* BEGIN *

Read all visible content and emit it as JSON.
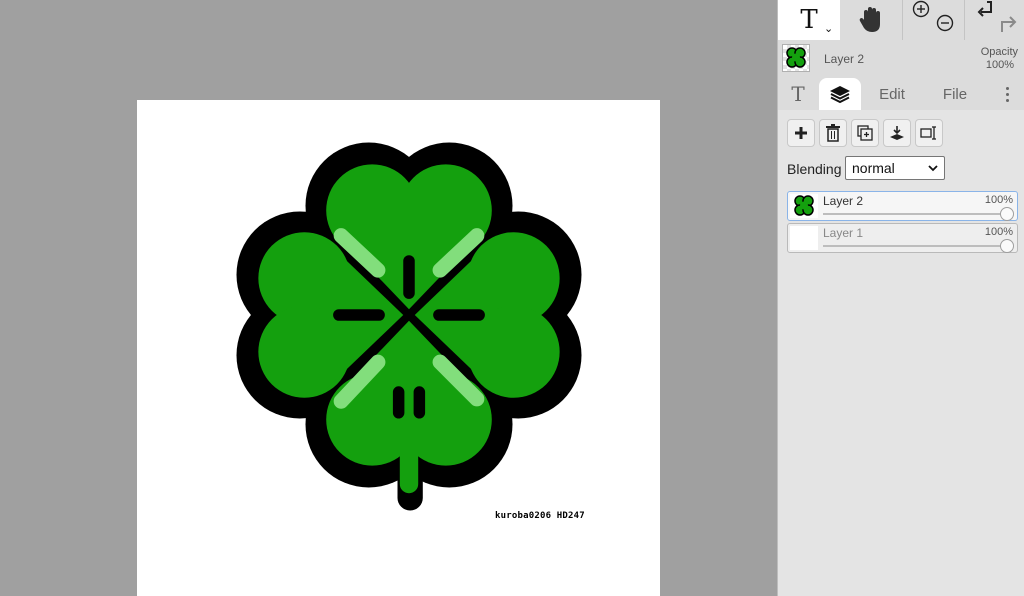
{
  "canvas": {
    "watermark": "kuroba0206 HD247"
  },
  "toolbar": {
    "text_tool_glyph": "T",
    "hand_tool_icon": "hand-icon",
    "zoom_in_icon": "zoom-in-icon",
    "zoom_out_icon": "zoom-out-icon",
    "undo_icon": "undo-icon",
    "redo_icon": "redo-icon"
  },
  "layer_header": {
    "name": "Layer 2",
    "opacity_label": "Opacity",
    "opacity_value": "100%"
  },
  "tabs": [
    {
      "label": "T"
    },
    {
      "label": "",
      "icon": "layers-icon"
    },
    {
      "label": "Edit"
    },
    {
      "label": "File"
    }
  ],
  "layer_actions": [
    "add-layer-icon",
    "delete-layer-icon",
    "duplicate-layer-icon",
    "merge-down-icon",
    "layer-properties-icon"
  ],
  "blending": {
    "label": "Blending",
    "value": "normal"
  },
  "layers": [
    {
      "name": "Layer 2",
      "opacity": "100%",
      "opacity_level": 1.0,
      "active": true
    },
    {
      "name": "Layer 1",
      "opacity": "100%",
      "opacity_level": 1.0,
      "active": false
    }
  ],
  "colors": {
    "clover": "#14a00e",
    "outline": "#000000",
    "highlight": "#82de7c",
    "panel": "#dcdcdc",
    "workspace": "#a0a0a0"
  }
}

* END *

## Given task:
Copy out all the data exactly; skip the pictures.

## Result of the task:
Read all visible content and emit it as JSON.
{
  "canvas": {
    "watermark": "kuroba0206 HD247"
  },
  "toolbar": {
    "text_tool_glyph": "T",
    "hand_tool_icon": "hand-icon",
    "zoom_in_icon": "zoom-in-icon",
    "zoom_out_icon": "zoom-out-icon",
    "undo_icon": "undo-icon",
    "redo_icon": "redo-icon"
  },
  "layer_header": {
    "name": "Layer 2",
    "opacity_label": "Opacity",
    "opacity_value": "100%"
  },
  "tabs": [
    {
      "label": "T"
    },
    {
      "label": "",
      "icon": "layers-icon"
    },
    {
      "label": "Edit"
    },
    {
      "label": "File"
    }
  ],
  "layer_actions": [
    "add-layer-icon",
    "delete-layer-icon",
    "duplicate-layer-icon",
    "merge-down-icon",
    "layer-properties-icon"
  ],
  "blending": {
    "label": "Blending",
    "value": "normal"
  },
  "layers": [
    {
      "name": "Layer 2",
      "opacity": "100%",
      "opacity_level": 1.0,
      "active": true
    },
    {
      "name": "Layer 1",
      "opacity": "100%",
      "opacity_level": 1.0,
      "active": false
    }
  ],
  "colors": {
    "clover": "#14a00e",
    "outline": "#000000",
    "highlight": "#82de7c",
    "panel": "#dcdcdc",
    "workspace": "#a0a0a0"
  }
}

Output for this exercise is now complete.